# [Problem statement]
Each line that holds the word "color" should be returned.

-- start Exercise input --

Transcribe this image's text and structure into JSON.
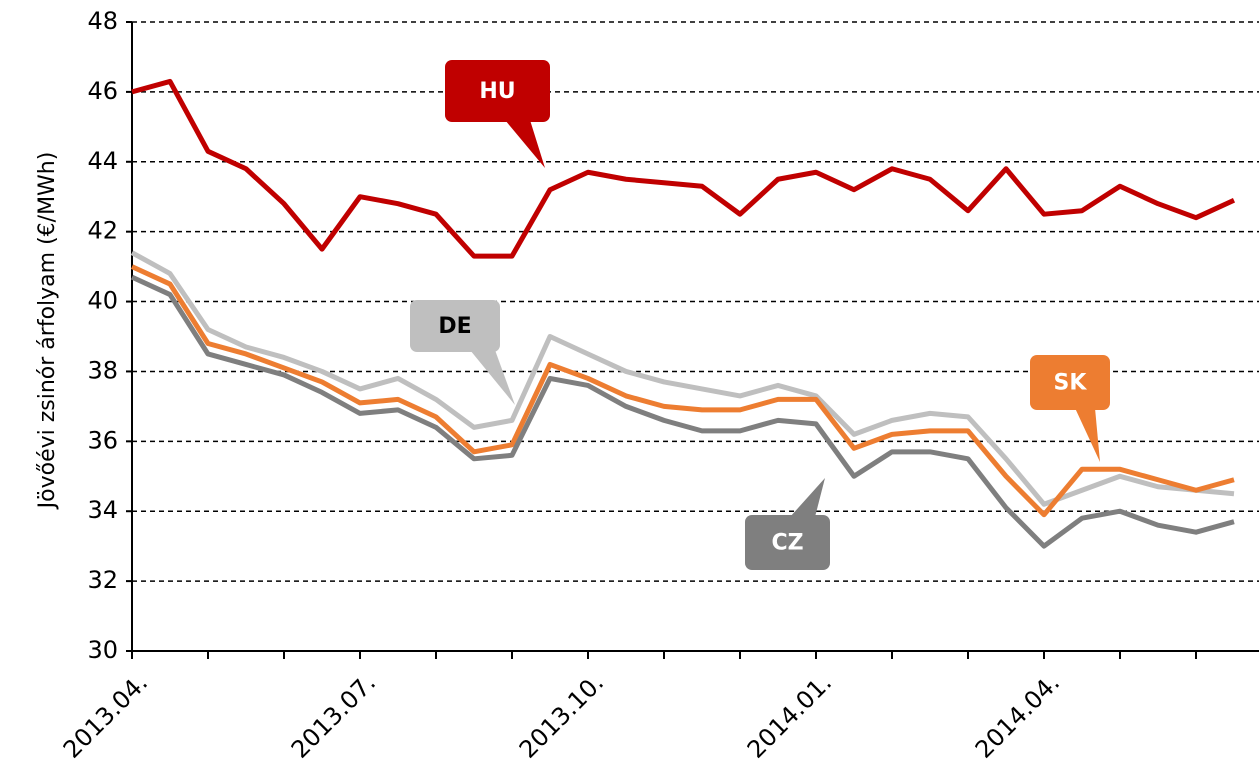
{
  "chart_data": {
    "type": "line",
    "y_label": "Jövőévi zsinór árfolyam (€/MWh)",
    "x": [
      "2013.04.",
      null,
      null,
      null,
      null,
      null,
      "2013.07.",
      null,
      null,
      null,
      null,
      null,
      "2013.10.",
      null,
      null,
      null,
      null,
      null,
      "2014.01.",
      null,
      null,
      null,
      null,
      null,
      "2014.04.",
      null,
      null,
      null,
      null,
      null
    ],
    "series": [
      {
        "name": "HU",
        "color": "#c00000",
        "values": [
          46.0,
          46.3,
          44.3,
          43.8,
          42.8,
          41.5,
          43.0,
          42.8,
          42.5,
          41.3,
          41.3,
          43.2,
          43.7,
          43.5,
          43.4,
          43.3,
          42.5,
          43.5,
          43.7,
          43.2,
          43.8,
          43.5,
          42.6,
          43.8,
          42.5,
          42.6,
          43.3,
          42.8,
          42.4,
          42.9
        ]
      },
      {
        "name": "DE",
        "color": "#bfbfbf",
        "values": [
          41.4,
          40.8,
          39.2,
          38.7,
          38.4,
          38.0,
          37.5,
          37.8,
          37.2,
          36.4,
          36.6,
          39.0,
          38.5,
          38.0,
          37.7,
          37.5,
          37.3,
          37.6,
          37.3,
          36.2,
          36.6,
          36.8,
          36.7,
          35.5,
          34.2,
          34.6,
          35.0,
          34.7,
          34.6,
          34.5
        ]
      },
      {
        "name": "SK",
        "color": "#ed7d31",
        "values": [
          41.0,
          40.5,
          38.8,
          38.5,
          38.1,
          37.7,
          37.1,
          37.2,
          36.7,
          35.7,
          35.9,
          38.2,
          37.8,
          37.3,
          37.0,
          36.9,
          36.9,
          37.2,
          37.2,
          35.8,
          36.2,
          36.3,
          36.3,
          35.0,
          33.9,
          35.2,
          35.2,
          34.9,
          34.6,
          34.9
        ]
      },
      {
        "name": "CZ",
        "color": "#7f7f7f",
        "values": [
          40.7,
          40.2,
          38.5,
          38.2,
          37.9,
          37.4,
          36.8,
          36.9,
          36.4,
          35.5,
          35.6,
          37.8,
          37.6,
          37.0,
          36.6,
          36.3,
          36.3,
          36.6,
          36.5,
          35.0,
          35.7,
          35.7,
          35.5,
          34.1,
          33.0,
          33.8,
          34.0,
          33.6,
          33.4,
          33.7
        ]
      }
    ],
    "ylim": [
      30,
      48
    ],
    "yticks": [
      30,
      32,
      34,
      36,
      38,
      40,
      42,
      44,
      46,
      48
    ],
    "grid": true
  }
}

-- end Exercise input --

# [Exercise solution]
        "color": "#c00000",
        "color": "#bfbfbf",
        "color": "#ed7d31",
        "color": "#7f7f7f",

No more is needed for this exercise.